_GOAL_
Type out every line below exactly as it reads.

_DATASET_
* * * * * * *
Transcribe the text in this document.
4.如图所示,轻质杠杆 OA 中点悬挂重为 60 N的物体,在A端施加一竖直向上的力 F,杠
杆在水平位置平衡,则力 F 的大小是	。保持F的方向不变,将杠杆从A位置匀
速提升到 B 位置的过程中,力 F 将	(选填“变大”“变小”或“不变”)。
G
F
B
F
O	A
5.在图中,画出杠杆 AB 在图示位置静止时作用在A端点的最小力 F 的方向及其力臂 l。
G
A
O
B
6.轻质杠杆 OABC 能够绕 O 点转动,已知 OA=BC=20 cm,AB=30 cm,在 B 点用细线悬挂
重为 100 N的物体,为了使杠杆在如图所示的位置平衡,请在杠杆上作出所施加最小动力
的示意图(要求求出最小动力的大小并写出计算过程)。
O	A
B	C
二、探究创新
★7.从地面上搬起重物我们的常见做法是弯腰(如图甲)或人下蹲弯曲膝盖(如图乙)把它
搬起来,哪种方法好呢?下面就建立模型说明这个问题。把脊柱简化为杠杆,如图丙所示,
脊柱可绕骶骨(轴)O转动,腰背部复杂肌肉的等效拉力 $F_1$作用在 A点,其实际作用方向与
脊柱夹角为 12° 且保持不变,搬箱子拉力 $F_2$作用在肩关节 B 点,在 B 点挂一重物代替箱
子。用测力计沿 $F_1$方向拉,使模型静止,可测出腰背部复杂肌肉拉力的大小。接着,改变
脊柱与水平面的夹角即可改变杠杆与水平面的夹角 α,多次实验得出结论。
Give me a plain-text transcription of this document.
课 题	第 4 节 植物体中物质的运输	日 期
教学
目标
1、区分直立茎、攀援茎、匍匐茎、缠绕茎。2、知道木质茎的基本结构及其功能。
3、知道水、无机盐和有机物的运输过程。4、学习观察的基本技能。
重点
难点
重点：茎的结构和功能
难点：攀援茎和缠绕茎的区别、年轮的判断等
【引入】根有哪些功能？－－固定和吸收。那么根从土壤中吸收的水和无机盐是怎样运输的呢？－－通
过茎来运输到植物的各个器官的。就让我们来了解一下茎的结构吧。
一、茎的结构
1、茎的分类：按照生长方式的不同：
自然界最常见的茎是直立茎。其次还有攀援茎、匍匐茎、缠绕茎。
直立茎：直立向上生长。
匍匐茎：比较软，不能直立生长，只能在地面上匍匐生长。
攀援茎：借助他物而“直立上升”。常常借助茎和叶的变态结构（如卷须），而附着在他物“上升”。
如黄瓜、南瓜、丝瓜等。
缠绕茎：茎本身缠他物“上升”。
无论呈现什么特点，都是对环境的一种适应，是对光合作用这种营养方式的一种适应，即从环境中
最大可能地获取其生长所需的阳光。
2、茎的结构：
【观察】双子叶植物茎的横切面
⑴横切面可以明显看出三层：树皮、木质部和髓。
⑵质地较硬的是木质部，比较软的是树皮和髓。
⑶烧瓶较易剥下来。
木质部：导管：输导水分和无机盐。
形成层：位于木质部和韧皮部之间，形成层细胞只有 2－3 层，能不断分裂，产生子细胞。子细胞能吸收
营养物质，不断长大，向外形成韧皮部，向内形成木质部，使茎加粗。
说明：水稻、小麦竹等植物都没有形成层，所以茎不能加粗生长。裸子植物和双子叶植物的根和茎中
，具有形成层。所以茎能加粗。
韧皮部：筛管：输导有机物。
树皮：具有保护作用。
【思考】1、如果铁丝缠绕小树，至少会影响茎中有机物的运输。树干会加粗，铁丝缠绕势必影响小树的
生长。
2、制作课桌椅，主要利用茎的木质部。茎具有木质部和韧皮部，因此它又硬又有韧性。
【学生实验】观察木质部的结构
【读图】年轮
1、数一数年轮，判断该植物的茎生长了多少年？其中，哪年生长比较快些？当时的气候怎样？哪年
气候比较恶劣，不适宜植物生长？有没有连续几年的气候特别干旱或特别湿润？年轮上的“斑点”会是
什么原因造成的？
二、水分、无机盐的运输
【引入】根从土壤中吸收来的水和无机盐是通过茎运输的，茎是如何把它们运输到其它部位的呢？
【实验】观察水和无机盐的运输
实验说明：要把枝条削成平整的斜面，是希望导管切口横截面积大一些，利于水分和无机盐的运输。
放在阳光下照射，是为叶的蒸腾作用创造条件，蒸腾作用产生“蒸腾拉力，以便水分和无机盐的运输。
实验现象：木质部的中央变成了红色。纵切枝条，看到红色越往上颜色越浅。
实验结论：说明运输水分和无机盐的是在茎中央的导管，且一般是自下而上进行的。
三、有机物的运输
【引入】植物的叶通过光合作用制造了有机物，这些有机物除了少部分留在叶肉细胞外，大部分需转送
* * * * * * *
_SOLVED PROBLEM_
Transcribe the text in this document.
4.如图所示,轻质杠杆 OA 中点悬挂重为 60 N的物体,在A端施加一竖直向上的力 F,杠
杆在水平位置平衡,则力 F 的大小是	。保持F的方向不变,将杠杆从A位置匀
速提升到 B 位置的过程中,力 F 将	(选填“变大”“变小”或“不变”)。
G
F
B
F
O	A
5.在图中,画出杠杆 AB 在图示位置静止时作用在A端点的最小力 F 的方向及其力臂 l。
G
A
O
B
6.轻质杠杆 OABC 能够绕 O 点转动,已知 OA=BC=20 cm,AB=30 cm,在 B 点用细线悬挂
重为 100 N的物体,为了使杠杆在如图所示的位置平衡,请在杠杆上作出所施加最小动力
的示意图(要求求出最小动力的大小并写出计算过程)。
O	A
B	C
二、探究创新
★7.从地面上搬起重物我们的常见做法是弯腰(如图甲)或人下蹲弯曲膝盖(如图乙)把它
搬起来,哪种方法好呢?下面就建立模型说明这个问题。把脊柱简化为杠杆,如图丙所示,
脊柱可绕骶骨(轴)O转动,腰背部复杂肌肉的等效拉力 $F_1$作用在 A点,其实际作用方向与
脊柱夹角为 12° 且保持不变,搬箱子拉力 $F_2$作用在肩关节 B 点,在 B 点挂一重物代替箱
子。用测力计沿 $F_1$方向拉,使模型静止,可测出腰背部复杂肌肉拉力的大小。接着,改变
脊柱与水平面的夹角即可改变杠杆与水平面的夹角 α,多次实验得出结论。
Give me a plain-text transcription of this document.
课 题	第 4 节 植物体中物质的运输	日 期
教学
目标
1、区分直立茎、攀援茎、匍匐茎、缠绕茎。2、知道木质茎的基本结构及其功能。
3、知道水、无机盐和有机物的运输过程。4、学习观察的基本技能。
重点
难点
重点：茎的结构和功能
难点：攀援茎和缠绕茎的区别、年轮的判断等
【引入】根有哪些功能？－－固定和吸收。那么根从土壤中吸收的水和无机盐是怎样运输的呢？－－通
过茎来运输到植物的各个器官的。就让我们来了解一下茎的结构吧。
一、茎的结构
1、茎的分类：按照生长方式的不同：
自然界最常见的茎是直立茎。其次还有攀援茎、匍匐茎、缠绕茎。
直立茎：直立向上生长。
匍匐茎：比较软，不能直立生长，只能在地面上匍匐生长。
攀援茎：借助他物而“直立上升”。常常借助茎和叶的变态结构（如卷须），而附着在他物“上升”。
如黄瓜、南瓜、丝瓜等。
缠绕茎：茎本身缠他物“上升”。
无论呈现什么特点，都是对环境的一种适应，是对光合作用这种营养方式的一种适应，即从环境中
最大可能地获取其生长所需的阳光。
2、茎的结构：
【观察】双子叶植物茎的横切面
⑴横切面可以明显看出三层：树皮、木质部和髓。
⑵质地较硬的是木质部，比较软的是树皮和髓。
⑶烧瓶较易剥下来。
木质部：导管：输导水分和无机盐。
形成层：位于木质部和韧皮部之间，形成层细胞只有 2－3 层，能不断分裂，产生子细胞。子细胞能吸收
营养物质，不断长大，向外形成韧皮部，向内形成木质部，使茎加粗。
说明：水稻、小麦竹等植物都没有形成层，所以茎不能加粗生长。裸子植物和双子叶植物的根和茎中
，具有形成层。所以茎能加粗。
韧皮部：筛管：输导有机物。
树皮：具有保护作用。
【思考】1、如果铁丝缠绕小树，至少会影响茎中有机物的运输。树干会加粗，铁丝缠绕势必影响小树的
生长。
2、制作课桌椅，主要利用茎的木质部。茎具有木质部和韧皮部，因此它又硬又有韧性。
【学生实验】观察木质部的结构
【读图】年轮
1、数一数年轮，判断该植物的茎生长了多少年？其中，哪年生长比较快些？当时的气候怎样？哪年
气候比较恶劣，不适宜植物生长？有没有连续几年的气候特别干旱或特别湿润？年轮上的“斑点”会是
什么原因造成的？
二、水分、无机盐的运输
【引入】根从土壤中吸收来的水和无机盐是通过茎运输的，茎是如何把它们运输到其它部位的呢？
【实验】观察水和无机盐的运输
实验说明：要把枝条削成平整的斜面，是希望导管切口横截面积大一些，利于水分和无机盐的运输。
放在阳光下照射，是为叶的蒸腾作用创造条件，蒸腾作用产生“蒸腾拉力，以便水分和无机盐的运输。
实验现象：木质部的中央变成了红色。纵切枝条，看到红色越往上颜色越浅。
实验结论：说明运输水分和无机盐的是在茎中央的导管，且一般是自下而上进行的。
三、有机物的运输
【引入】植物的叶通过光合作用制造了有机物，这些有机物除了少部分留在叶肉细胞外，大部分需转送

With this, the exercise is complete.